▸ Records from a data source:

# # # # # # #

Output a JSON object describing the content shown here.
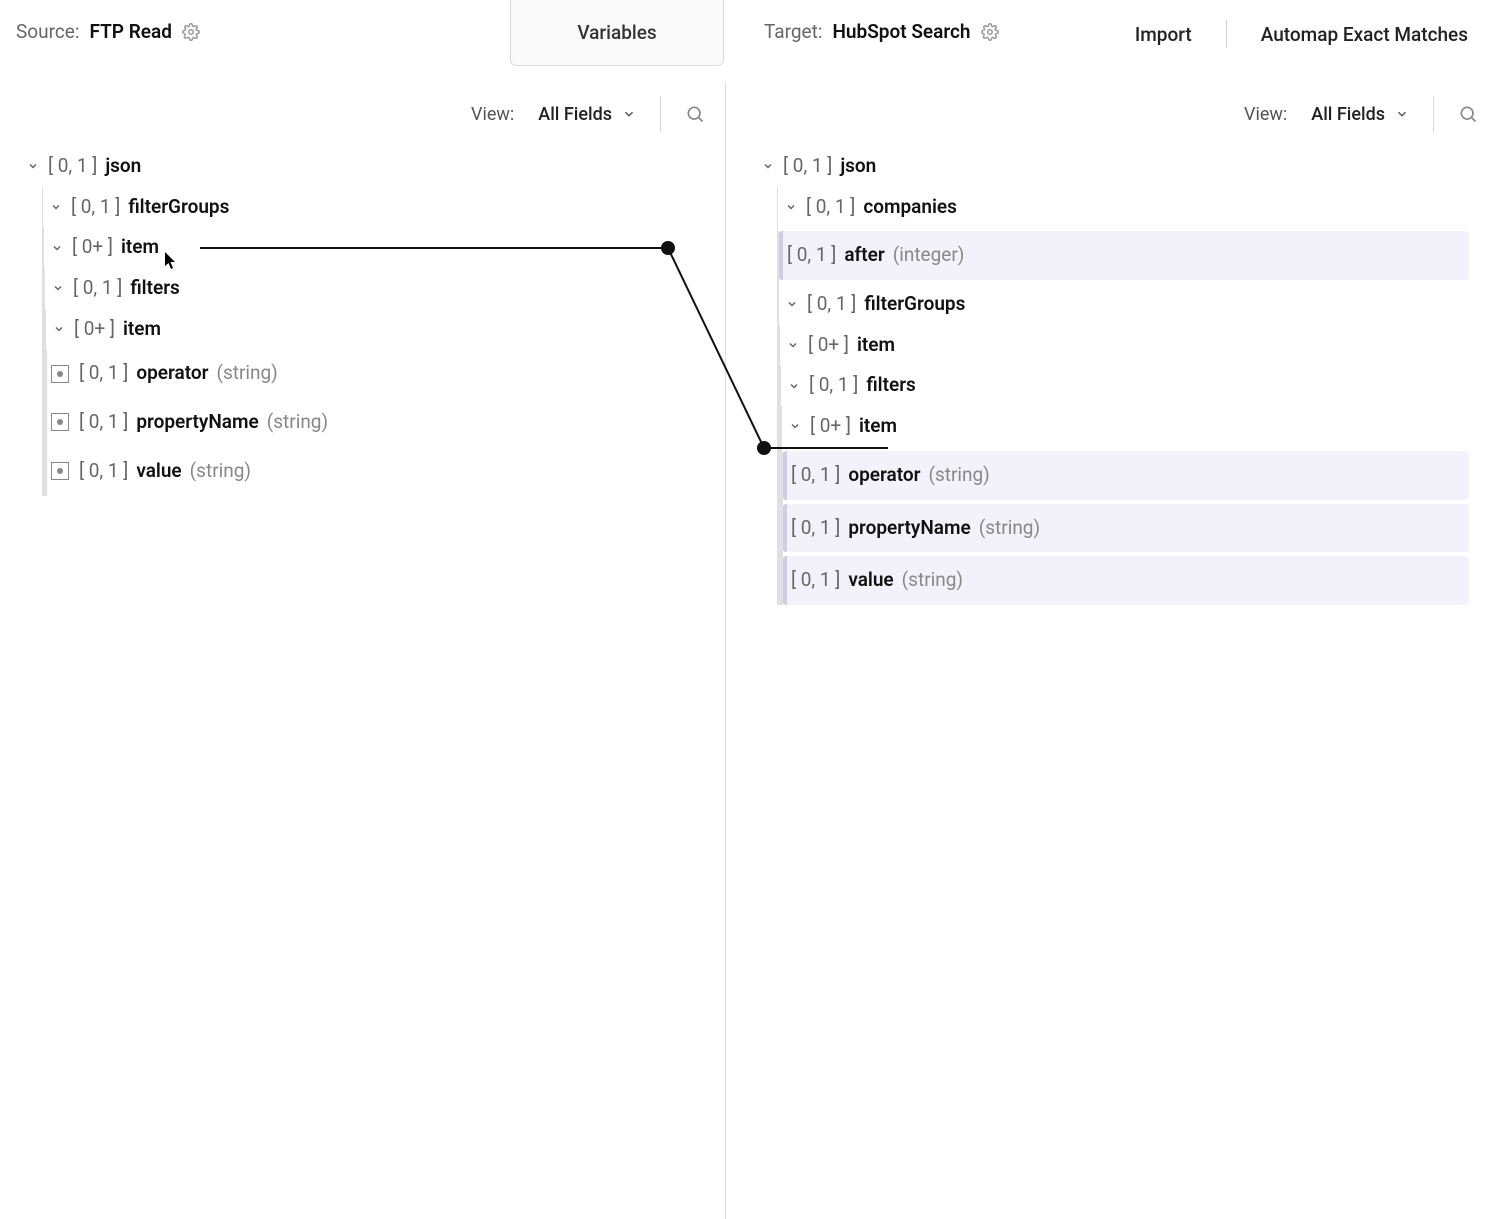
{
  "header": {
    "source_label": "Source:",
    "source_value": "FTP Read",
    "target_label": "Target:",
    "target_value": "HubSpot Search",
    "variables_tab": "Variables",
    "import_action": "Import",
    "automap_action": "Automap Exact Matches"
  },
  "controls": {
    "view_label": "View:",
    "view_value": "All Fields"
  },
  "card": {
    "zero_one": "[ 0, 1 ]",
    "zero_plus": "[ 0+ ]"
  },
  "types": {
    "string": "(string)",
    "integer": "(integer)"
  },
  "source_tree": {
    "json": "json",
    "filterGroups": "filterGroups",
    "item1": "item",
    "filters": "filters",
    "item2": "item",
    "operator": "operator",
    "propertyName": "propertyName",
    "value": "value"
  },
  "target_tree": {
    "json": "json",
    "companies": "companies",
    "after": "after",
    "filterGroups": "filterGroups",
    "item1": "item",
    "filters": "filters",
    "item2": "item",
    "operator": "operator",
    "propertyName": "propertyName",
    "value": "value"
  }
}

# # # # # # #

▸ Work to complete: Write out the material above again, word for word, minus its pictures.

▸ Completed exercise:
Output a JSON object describing the content shown here.
{
  "header": {
    "source_label": "Source:",
    "source_value": "FTP Read",
    "target_label": "Target:",
    "target_value": "HubSpot Search",
    "variables_tab": "Variables",
    "import_action": "Import",
    "automap_action": "Automap Exact Matches"
  },
  "controls": {
    "view_label": "View:",
    "view_value": "All Fields"
  },
  "card": {
    "zero_one": "[ 0, 1 ]",
    "zero_plus": "[ 0+ ]"
  },
  "types": {
    "string": "(string)",
    "integer": "(integer)"
  },
  "source_tree": {
    "json": "json",
    "filterGroups": "filterGroups",
    "item1": "item",
    "filters": "filters",
    "item2": "item",
    "operator": "operator",
    "propertyName": "propertyName",
    "value": "value"
  },
  "target_tree": {
    "json": "json",
    "companies": "companies",
    "after": "after",
    "filterGroups": "filterGroups",
    "item1": "item",
    "filters": "filters",
    "item2": "item",
    "operator": "operator",
    "propertyName": "propertyName",
    "value": "value"
  }
}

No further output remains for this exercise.